The best one I ever designed would probably be best recreated as mostly a Bard with both Rogue and Assassin classes as well though she was intended as more of a spymaster and assassin than scout.
And my Living City character was very much a Scout/Archer sort late in his "career" and his primary class was Cleric. Pretty much anything can be built into a very capable scout. Some builds will just hit very capable sooner than others.
druids.... no Q about it ...
perceptions is a class ability, stealth you take via trait.
summon + speak with animals, talk to stone walls, animal messengers....
Yes Druids are very potent infiltrators and among the best scouts but ...
Wildshape is a supernatural ability. This means 1) it can be dispelled. and 2) it won't function in Antimagic 3)its effects can be duplicated by other magic spells and gear.
Not to mention the same overall goal can be accomplished in many different ways. Nothing mentioned can't be duplicated or accomplished by other classes in other ways.
Mysterious Stranger wrote:
Oh, I see the problem here. I thought the issue here was what class would be on the list of "best scouting classes".
I neglected to consider that "scouting" included "speaking with undead, being totally undectable by any means possible, including magical, psionic or divine intervention; demonic intervention or acting as a super high charisma influencer of others."
I thought it was all about, you know, scouting.
My bad. You are totally right. Druids suck as ultimate divination, undetectable duiguised party faces for the reasons you stated.
I'm actually quite intrigued by your Inquisitor concept. I may have to try to build it and then build a similar Bard concept and compare/contrast for which has more tools/utility for scouting.
Supernatural abilities can't be dispelled.
Then either the rules have changed between 3.5 and PF or I've found a typo in my old 3.5 DMG which clearly states otherwise on the table under Special Abilities pg. 290.

Provided data =>

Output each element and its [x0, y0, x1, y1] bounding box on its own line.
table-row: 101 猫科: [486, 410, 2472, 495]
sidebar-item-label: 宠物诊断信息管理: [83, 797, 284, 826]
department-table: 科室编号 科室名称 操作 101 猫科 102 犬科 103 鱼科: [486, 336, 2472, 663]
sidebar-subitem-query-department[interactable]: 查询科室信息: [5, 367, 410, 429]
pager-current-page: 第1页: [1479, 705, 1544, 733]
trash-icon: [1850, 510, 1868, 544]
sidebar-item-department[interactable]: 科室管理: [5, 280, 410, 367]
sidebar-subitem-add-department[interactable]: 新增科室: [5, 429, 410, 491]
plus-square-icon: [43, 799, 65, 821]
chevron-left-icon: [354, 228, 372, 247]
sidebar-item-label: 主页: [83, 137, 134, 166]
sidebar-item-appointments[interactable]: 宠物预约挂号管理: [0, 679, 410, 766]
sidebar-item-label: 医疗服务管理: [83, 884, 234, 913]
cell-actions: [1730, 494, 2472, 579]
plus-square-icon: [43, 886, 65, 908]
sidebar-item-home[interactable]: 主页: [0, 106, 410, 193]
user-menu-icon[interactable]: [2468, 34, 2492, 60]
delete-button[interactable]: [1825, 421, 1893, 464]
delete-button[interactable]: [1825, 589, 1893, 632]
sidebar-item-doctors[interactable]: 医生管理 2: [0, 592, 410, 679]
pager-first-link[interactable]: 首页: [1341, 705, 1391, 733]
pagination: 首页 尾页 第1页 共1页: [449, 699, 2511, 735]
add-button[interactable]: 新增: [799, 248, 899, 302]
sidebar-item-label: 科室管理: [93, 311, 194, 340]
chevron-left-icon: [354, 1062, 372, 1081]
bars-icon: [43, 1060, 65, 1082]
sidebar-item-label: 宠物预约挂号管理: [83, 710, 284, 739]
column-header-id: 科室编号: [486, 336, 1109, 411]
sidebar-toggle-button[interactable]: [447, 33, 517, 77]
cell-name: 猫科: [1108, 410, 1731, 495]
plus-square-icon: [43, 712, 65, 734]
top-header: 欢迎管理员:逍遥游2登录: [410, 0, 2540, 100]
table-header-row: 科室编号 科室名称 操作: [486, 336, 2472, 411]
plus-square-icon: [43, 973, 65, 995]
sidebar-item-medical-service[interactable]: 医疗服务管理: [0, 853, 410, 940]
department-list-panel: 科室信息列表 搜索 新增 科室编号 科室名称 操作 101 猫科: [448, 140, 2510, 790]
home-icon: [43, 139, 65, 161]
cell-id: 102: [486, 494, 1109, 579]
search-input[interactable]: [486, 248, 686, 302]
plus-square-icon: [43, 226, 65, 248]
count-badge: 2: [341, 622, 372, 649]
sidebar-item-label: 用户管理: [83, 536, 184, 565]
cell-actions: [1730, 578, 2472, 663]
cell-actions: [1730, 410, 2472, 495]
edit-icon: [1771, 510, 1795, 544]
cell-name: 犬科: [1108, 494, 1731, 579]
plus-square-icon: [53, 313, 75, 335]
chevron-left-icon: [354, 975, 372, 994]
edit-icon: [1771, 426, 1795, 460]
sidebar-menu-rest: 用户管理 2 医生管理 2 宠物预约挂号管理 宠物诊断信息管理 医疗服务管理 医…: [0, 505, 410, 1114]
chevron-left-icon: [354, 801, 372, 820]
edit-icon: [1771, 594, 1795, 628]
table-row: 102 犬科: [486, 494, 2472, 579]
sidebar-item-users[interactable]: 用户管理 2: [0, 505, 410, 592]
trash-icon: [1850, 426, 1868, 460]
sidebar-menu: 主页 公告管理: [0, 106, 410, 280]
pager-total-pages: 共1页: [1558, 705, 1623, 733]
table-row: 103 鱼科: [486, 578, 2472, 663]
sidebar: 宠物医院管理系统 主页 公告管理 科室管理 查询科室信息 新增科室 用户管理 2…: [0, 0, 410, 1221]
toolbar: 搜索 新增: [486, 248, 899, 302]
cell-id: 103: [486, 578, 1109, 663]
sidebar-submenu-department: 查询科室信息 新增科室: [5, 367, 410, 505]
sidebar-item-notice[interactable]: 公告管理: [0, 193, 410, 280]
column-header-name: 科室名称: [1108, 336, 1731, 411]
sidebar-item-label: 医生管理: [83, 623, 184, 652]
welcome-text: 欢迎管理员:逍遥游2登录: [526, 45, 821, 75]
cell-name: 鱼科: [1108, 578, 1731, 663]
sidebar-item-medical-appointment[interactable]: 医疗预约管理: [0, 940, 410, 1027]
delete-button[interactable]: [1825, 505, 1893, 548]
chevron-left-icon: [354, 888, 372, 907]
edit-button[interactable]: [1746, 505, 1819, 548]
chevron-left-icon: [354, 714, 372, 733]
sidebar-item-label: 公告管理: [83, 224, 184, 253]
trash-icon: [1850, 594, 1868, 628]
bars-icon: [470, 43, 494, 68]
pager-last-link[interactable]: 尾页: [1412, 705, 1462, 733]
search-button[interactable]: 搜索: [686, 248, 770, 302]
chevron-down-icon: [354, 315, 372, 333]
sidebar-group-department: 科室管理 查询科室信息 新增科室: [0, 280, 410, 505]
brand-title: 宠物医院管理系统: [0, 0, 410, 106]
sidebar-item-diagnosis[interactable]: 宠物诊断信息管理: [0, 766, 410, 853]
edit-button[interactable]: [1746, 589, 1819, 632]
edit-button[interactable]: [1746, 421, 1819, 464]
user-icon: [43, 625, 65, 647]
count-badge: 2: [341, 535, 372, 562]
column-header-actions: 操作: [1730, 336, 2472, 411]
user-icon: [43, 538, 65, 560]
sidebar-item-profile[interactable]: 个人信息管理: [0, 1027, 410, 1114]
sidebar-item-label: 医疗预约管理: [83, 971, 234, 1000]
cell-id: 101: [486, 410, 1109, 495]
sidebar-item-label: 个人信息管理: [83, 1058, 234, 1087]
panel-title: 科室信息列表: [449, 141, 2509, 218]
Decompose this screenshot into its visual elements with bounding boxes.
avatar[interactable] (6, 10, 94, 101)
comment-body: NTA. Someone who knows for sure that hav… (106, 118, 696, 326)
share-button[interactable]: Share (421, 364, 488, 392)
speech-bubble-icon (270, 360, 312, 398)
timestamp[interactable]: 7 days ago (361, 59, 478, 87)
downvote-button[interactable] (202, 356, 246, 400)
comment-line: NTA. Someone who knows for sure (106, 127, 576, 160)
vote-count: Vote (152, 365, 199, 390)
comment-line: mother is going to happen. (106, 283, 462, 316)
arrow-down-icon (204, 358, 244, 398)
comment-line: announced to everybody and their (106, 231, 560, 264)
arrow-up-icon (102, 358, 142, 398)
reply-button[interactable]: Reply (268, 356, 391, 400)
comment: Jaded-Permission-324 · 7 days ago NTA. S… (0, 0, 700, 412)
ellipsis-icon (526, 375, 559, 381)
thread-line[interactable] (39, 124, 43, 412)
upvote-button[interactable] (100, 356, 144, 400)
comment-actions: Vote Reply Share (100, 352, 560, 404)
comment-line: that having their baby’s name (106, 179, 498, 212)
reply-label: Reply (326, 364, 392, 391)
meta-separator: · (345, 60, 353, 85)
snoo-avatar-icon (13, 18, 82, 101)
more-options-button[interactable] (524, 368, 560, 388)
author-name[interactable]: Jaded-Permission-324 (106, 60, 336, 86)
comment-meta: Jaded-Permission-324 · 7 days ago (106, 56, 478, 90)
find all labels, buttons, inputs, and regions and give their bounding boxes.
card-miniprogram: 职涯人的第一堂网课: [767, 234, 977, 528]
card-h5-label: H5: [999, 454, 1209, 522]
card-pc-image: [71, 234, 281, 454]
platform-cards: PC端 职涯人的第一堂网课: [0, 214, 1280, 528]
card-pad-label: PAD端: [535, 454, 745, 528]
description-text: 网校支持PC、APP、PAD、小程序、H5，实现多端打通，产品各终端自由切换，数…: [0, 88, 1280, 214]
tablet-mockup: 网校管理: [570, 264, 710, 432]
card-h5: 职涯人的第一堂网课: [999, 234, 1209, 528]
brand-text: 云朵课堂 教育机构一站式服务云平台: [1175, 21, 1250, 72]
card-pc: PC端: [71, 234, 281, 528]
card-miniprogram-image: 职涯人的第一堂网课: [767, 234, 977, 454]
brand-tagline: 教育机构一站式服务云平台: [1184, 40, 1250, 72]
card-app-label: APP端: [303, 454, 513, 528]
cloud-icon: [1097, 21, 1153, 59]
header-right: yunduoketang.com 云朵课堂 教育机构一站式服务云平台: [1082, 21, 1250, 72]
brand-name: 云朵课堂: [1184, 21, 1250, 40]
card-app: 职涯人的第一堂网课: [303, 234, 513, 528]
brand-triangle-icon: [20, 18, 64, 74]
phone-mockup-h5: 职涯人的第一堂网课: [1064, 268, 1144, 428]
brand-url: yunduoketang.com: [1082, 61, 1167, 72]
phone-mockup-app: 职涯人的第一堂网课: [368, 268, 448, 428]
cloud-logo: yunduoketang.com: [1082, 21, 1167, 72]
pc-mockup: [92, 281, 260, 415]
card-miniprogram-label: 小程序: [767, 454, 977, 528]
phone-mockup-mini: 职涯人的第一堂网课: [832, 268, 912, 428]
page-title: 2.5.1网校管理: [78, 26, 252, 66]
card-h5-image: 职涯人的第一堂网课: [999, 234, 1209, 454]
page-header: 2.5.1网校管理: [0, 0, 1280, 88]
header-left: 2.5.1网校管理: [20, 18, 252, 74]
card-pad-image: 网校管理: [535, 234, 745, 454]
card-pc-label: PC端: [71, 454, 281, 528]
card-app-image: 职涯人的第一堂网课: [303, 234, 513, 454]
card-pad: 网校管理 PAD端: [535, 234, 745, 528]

Tasks to complete =>
(1) Copy the passage from the forum thread on scouting classes word for word, from "I thought it" up to and including "Abilities pg. 290.".
(2) Pick up the forum thread on scouting classes after its last post and write the next part of the discussion.

Activity answers =>
(1)
I thought it was all about, you know, scouting.
My bad. You are totally right. Druids suck as ultimate divination, undetectable duiguised party faces for the reasons you stated.
I'm actually quite intrigued by your Inquisitor concept. I may have to try to build it and then build a similar Bard concept and compare/contrast for which has more tools/utility for scouting.
Supernatural abilities can't be dispelled.
Then either the rules have changed between 3.5 and PF or I've found a typo in my old 3.5 DMG which clearly states otherwise on the table under Special Abilities pg. 290.

(2)
*heads off to more thoroughly search the PF SRD*
Mysterious Stranger wrote:
MANY rules have changed between 3.5 and Pathfinder. If you're using your 3.5 PHB and DMG to run Pathfinder, you're going to find a lot of things wrong. Why people insist on still bringing 3.5 issues here is beyond me. Is it "compatible"? Sure, roughly. Is it the "basis"? Yes, it certainly is. Is it "Pathfinder"? NO, it is not.
A druid or a shape changer might great to scout. Who is going to think anything of a bunny rabbit that is running around in the forest or a fox or some other little animal?
Running around the forest or the edge of the village mostly no ... unless I'm truly paranoid.
Running around my Loremaster's Tower or its grounds knowing my opponents include things like Druids and Arcanists who can shapechange guessing I'd be using some magic to figure out if harmless is truly harmless or otherwise taking precautions. Of course, finding out about my defenses and response to infiltrators is part of being a good scout. Wouldn't be the first time a scout or other attacker deliberately provoked a response from the defenders would it?
Barry Armstrong wrote:
Totally understood actually. My bad in not making clear I was looking at 3.5 rules set at the very least. And in this case for what it's worth I found a what amounts to a typo/errata. (current 3.5 rules also say a Supernatural Abilities are not subject to Dispel Magic). Apologies again, I'll blame it on sleepiness impairing my usual tendency to search more thoroughly and wisdom on posting a rule without making sure it was PF correct as well.